> [Problem description]
Identify, in the records below, every line where the string "HELSINKI" appears, and copy each such line.

----- Information supplied -----

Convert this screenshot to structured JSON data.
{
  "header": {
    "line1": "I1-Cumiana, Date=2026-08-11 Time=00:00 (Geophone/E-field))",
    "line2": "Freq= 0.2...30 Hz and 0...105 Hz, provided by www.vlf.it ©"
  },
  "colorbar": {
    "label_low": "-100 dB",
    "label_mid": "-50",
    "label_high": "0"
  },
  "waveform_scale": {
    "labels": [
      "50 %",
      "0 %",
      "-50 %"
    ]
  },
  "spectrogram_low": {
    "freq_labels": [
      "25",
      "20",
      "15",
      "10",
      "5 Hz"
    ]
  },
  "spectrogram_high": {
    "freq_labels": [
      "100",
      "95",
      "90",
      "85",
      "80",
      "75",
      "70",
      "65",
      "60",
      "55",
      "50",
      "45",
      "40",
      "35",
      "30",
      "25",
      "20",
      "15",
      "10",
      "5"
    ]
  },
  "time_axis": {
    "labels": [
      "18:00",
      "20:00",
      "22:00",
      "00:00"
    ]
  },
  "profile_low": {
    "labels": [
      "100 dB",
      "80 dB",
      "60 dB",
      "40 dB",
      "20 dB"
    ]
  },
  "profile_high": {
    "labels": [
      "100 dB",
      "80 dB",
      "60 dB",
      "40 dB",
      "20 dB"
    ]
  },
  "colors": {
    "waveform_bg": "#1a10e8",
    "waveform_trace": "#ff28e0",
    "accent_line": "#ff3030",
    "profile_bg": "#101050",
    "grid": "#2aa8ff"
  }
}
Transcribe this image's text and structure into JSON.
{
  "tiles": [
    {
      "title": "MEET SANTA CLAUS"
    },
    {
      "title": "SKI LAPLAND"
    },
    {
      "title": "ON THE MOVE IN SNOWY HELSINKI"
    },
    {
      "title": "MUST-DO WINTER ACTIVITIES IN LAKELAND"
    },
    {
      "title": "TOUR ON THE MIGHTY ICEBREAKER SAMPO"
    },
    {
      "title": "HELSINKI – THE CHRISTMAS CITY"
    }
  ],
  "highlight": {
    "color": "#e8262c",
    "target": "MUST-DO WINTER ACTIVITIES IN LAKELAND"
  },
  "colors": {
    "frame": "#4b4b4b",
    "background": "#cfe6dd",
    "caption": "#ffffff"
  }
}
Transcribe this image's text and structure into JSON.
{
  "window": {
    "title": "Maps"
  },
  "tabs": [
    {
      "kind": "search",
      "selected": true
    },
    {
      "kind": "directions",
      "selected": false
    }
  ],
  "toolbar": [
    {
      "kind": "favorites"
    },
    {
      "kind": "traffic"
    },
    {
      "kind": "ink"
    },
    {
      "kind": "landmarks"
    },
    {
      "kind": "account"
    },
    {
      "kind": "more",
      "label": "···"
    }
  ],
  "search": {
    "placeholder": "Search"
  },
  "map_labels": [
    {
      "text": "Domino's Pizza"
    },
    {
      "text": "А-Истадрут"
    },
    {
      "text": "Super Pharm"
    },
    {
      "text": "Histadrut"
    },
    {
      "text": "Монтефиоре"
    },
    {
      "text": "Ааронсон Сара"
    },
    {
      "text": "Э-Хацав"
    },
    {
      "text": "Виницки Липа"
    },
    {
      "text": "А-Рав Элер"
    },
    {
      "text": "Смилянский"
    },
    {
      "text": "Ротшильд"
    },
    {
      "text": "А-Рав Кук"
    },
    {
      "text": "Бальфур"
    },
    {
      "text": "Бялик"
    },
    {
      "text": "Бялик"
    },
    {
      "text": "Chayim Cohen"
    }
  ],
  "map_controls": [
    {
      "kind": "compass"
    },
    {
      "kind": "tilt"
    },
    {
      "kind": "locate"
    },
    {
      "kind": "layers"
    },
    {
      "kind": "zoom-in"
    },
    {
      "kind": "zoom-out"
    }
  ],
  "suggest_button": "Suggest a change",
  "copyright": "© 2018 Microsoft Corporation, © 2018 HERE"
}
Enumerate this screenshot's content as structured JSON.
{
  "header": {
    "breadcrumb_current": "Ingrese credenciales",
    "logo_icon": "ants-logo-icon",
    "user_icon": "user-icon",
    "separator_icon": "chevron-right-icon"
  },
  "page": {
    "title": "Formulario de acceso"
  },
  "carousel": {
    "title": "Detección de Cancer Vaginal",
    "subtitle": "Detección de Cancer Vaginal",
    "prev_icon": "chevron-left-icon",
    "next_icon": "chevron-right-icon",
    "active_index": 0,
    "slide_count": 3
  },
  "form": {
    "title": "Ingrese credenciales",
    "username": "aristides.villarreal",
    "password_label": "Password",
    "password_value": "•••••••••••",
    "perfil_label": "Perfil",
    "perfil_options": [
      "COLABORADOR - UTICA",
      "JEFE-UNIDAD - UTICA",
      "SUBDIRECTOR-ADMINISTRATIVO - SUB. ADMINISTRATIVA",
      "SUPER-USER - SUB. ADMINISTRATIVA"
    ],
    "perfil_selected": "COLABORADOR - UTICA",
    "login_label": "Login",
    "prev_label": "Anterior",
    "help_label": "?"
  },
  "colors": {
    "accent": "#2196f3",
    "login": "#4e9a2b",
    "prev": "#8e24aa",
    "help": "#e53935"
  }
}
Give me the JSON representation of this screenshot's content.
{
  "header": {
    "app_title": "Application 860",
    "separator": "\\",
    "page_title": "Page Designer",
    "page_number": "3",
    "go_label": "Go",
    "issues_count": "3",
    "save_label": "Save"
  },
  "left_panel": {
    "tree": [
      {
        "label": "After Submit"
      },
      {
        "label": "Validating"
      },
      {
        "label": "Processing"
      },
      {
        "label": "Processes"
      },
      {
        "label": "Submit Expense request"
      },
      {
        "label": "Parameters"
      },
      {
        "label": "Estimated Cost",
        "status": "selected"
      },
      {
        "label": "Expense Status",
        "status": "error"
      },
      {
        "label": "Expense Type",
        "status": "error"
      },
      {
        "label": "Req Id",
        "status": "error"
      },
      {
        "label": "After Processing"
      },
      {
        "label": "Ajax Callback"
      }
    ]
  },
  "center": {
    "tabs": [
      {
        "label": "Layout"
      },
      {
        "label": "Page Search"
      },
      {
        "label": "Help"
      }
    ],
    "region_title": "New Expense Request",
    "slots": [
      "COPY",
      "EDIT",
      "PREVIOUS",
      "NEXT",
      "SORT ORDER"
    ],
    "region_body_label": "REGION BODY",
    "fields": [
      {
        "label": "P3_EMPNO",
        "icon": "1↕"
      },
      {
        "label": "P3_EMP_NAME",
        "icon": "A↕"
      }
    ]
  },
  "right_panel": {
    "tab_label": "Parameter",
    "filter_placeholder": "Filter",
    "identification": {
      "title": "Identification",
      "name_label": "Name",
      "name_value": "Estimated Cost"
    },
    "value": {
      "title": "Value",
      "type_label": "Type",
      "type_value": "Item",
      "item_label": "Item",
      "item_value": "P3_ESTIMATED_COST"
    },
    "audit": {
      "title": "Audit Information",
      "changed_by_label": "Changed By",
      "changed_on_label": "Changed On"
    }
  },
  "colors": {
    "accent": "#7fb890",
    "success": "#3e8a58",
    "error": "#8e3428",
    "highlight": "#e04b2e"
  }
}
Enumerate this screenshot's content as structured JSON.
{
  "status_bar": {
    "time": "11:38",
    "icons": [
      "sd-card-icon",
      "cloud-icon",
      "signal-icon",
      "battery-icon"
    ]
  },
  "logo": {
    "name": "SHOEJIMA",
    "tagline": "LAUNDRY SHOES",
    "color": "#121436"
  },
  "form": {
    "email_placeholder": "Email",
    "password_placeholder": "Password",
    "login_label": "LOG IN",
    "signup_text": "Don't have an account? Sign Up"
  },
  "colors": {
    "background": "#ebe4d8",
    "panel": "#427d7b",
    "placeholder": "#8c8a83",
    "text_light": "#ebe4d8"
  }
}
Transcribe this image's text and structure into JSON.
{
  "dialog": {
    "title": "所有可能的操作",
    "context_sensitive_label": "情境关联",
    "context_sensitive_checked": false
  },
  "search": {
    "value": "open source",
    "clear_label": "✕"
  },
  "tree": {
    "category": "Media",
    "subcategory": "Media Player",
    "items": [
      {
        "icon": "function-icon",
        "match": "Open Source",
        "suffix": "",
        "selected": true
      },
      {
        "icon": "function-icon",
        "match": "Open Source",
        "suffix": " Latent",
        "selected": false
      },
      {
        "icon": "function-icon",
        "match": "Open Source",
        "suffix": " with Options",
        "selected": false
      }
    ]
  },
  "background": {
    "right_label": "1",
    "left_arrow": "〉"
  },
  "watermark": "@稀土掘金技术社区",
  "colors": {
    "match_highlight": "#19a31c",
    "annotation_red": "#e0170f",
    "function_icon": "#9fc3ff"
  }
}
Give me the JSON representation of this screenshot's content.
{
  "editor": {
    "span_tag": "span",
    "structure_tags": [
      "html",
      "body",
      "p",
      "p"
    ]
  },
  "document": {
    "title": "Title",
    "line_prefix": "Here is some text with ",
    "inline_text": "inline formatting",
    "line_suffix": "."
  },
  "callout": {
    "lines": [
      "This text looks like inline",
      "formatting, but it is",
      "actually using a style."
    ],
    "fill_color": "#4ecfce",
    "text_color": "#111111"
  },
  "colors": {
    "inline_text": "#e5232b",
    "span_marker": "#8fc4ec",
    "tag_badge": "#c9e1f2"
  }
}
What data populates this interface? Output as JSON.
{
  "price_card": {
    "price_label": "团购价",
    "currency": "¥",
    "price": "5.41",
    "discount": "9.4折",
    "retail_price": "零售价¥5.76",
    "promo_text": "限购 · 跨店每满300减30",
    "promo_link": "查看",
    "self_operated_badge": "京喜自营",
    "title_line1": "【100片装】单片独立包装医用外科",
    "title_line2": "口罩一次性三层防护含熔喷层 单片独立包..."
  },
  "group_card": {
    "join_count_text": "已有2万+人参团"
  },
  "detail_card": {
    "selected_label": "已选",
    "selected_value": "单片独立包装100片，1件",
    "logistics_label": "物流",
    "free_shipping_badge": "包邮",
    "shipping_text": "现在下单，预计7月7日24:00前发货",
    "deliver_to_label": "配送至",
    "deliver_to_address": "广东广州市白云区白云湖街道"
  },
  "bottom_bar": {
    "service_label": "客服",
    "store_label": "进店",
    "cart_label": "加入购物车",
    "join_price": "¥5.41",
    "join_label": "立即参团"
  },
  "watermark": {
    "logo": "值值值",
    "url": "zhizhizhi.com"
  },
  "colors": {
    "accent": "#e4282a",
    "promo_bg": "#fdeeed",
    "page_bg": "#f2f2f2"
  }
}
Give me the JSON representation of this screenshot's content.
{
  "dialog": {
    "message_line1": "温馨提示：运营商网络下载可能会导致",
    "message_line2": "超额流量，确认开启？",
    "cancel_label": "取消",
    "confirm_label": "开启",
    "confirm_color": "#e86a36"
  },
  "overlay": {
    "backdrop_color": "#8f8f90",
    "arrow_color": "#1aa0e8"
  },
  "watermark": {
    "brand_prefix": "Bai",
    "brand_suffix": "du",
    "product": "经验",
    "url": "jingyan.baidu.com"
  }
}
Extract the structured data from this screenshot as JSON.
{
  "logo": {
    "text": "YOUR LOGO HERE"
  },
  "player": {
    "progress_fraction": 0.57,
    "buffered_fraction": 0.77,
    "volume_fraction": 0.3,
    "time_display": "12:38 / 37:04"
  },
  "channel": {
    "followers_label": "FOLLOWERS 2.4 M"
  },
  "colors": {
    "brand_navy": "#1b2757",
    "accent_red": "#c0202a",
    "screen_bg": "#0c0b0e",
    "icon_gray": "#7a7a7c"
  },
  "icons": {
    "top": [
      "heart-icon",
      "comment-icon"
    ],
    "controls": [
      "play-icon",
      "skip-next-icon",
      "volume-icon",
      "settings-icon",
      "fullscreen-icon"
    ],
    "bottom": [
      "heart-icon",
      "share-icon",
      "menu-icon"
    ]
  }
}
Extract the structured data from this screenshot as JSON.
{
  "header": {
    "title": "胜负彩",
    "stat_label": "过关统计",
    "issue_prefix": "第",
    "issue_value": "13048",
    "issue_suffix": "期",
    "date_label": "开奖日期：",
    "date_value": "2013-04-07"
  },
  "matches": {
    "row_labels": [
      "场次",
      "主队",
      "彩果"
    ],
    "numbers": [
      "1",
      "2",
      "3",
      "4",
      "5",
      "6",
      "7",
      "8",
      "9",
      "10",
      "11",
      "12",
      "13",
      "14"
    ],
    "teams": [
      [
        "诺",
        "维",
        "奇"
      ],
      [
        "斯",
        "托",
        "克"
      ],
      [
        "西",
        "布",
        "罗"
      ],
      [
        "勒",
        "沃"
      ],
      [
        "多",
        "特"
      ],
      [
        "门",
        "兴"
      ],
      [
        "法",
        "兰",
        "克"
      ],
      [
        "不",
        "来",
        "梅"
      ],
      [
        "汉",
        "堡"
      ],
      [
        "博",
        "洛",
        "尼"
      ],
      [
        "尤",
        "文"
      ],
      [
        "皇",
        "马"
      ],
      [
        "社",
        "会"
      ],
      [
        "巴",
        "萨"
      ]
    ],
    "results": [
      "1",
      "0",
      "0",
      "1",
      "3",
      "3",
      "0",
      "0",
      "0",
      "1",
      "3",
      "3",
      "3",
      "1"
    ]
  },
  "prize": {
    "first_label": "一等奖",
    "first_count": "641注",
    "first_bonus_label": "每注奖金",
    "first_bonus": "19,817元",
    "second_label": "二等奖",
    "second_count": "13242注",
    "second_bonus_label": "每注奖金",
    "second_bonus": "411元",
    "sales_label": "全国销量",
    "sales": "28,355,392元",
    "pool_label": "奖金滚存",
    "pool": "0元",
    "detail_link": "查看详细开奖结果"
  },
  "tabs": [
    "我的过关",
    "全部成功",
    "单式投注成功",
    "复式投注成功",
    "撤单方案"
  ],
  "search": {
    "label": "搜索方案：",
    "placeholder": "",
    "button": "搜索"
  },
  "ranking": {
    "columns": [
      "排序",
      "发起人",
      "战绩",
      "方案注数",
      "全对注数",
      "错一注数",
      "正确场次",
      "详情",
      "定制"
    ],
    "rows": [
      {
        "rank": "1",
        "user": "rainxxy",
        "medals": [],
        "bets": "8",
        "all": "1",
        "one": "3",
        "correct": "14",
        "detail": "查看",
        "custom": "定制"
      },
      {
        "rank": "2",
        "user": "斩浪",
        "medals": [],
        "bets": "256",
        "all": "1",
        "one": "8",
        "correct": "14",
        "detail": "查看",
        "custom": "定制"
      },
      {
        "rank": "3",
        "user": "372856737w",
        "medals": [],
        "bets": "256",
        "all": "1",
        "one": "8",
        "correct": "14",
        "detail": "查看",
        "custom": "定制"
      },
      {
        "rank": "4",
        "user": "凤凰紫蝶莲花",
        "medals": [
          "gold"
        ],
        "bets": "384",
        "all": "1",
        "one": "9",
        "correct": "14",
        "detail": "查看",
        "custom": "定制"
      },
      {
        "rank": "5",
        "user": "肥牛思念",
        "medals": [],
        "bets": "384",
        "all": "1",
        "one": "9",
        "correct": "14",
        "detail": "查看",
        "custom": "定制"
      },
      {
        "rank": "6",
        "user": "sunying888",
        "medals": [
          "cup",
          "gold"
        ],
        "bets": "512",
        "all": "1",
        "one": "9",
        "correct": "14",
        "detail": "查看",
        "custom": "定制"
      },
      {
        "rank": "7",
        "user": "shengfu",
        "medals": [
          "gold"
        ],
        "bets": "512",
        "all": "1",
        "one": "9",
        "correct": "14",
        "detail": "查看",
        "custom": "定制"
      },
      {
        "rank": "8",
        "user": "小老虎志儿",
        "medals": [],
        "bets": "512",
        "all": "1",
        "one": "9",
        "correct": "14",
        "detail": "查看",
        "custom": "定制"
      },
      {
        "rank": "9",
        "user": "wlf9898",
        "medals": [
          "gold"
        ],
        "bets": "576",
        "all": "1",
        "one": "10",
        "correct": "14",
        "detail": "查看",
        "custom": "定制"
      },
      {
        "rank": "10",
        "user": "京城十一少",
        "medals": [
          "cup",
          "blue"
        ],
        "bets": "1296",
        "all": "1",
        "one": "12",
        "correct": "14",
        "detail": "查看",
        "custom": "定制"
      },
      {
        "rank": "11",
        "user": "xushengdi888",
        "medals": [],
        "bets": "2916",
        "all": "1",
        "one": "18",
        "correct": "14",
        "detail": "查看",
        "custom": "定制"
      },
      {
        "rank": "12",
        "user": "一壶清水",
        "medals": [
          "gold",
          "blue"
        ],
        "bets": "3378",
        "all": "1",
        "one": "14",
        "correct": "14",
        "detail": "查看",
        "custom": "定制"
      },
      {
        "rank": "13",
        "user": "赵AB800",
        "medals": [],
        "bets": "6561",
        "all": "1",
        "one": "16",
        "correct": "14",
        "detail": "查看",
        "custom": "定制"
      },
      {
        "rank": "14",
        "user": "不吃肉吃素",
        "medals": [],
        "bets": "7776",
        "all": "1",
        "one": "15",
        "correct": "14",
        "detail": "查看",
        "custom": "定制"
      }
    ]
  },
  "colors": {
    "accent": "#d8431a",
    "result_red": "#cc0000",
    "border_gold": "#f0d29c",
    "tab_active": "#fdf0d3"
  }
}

-----

> [Answer]
      "title": "ON THE MOVE IN SNOWY HELSINKI"
      "title": "HELSINKI – THE CHRISTMAS CITY"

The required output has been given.